* start RAW RECORDS *

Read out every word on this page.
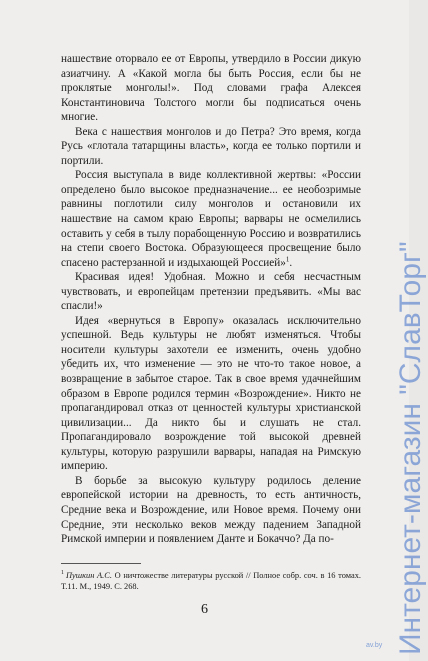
нашествие оторвало ее от Европы, утвердило в России дикую азиатчину. А «Какой могла бы быть Россия, если бы не проклятые монголы!». Под словами графа Алексея Константиновича Толстого могли бы подписаться очень многие.

Века с нашествия монголов и до Петра? Это время, когда Русь «глотала татарщины власть», когда ее только портили и портили.

Россия выступала в виде коллективной жертвы: «России определено было высокое предназначение... ее необозримые равнины поглотили силу монголов и остановили их нашествие на самом краю Европы; варвары не осмелились оставить у себя в тылу порабощенную Россию и возвратились на степи своего Востока. Образующееся просвещение было спасено растерзанной и издыхающей Россией»$^1$.

Красивая идея! Удобная. Можно и себя несчастным чувствовать, и европейцам претензии предъявить. «Мы вас спасли!»

Идея «вернуться в Европу» оказалась исключительно успешной. Ведь культуры не любят изменяться. Чтобы носители культуры захотели ее изменить, очень удобно убедить их, что изменение — это не что-то такое новое, а возвращение в забытое старое. Так в свое время удачнейшим образом в Европе родился термин «Возрождение». Никто не пропагандировал отказ от ценностей культуры христианской цивилизации... Да никто бы и слушать не стал. Пропагандировало возрождение той высокой древней культуры, которую разрушили варвары, нападая на Римскую империю.

В борьбе за высокую культуру родилось деление европейской истории на древность, то есть античность, Средние века и Возрождение, или Новое время. Почему они Средние, эти несколько веков между падением Западной Римской империи и появлением Данте и Бокаччо? Да по-

$^1$ Пушкин А.С. О ничтожестве литературы русской // Полное собр. соч. в 16 томах. Т.11. М., 1949. С. 268.
6	Интернет-магазин "СлавТорг"
av.by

* end RAW RECORDS *

**PROBLEM TO SOLVE:**
Restate each entry word for word, please, but drop any images it holds.

**ANSWER TO THE TASK:**
Read out every word on this page.
нашествие оторвало ее от Европы, утвердило в России дикую азиатчину. А «Какой могла бы быть Россия, если бы не проклятые монголы!». Под словами графа Алексея Константиновича Толстого могли бы подписаться очень многие.

Века с нашествия монголов и до Петра? Это время, когда Русь «глотала татарщины власть», когда ее только портили и портили.

Россия выступала в виде коллективной жертвы: «России определено было высокое предназначение... ее необозримые равнины поглотили силу монголов и остановили их нашествие на самом краю Европы; варвары не осмелились оставить у себя в тылу порабощенную Россию и возвратились на степи своего Востока. Образующееся просвещение было спасено растерзанной и издыхающей Россией»$^1$.

Красивая идея! Удобная. Можно и себя несчастным чувствовать, и европейцам претензии предъявить. «Мы вас спасли!»

Идея «вернуться в Европу» оказалась исключительно успешной. Ведь культуры не любят изменяться. Чтобы носители культуры захотели ее изменить, очень удобно убедить их, что изменение — это не что-то такое новое, а возвращение в забытое старое. Так в свое время удачнейшим образом в Европе родился термин «Возрождение». Никто не пропагандировал отказ от ценностей культуры христианской цивилизации... Да никто бы и слушать не стал. Пропагандировало возрождение той высокой древней культуры, которую разрушили варвары, нападая на Римскую империю.

В борьбе за высокую культуру родилось деление европейской истории на древность, то есть античность, Средние века и Возрождение, или Новое время. Почему они Средние, эти несколько веков между падением Западной Римской империи и появлением Данте и Бокаччо? Да по-

$^1$ Пушкин А.С. О ничтожестве литературы русской // Полное собр. соч. в 16 томах. Т.11. М., 1949. С. 268.
6	Интернет-магазин "СлавТорг"
av.by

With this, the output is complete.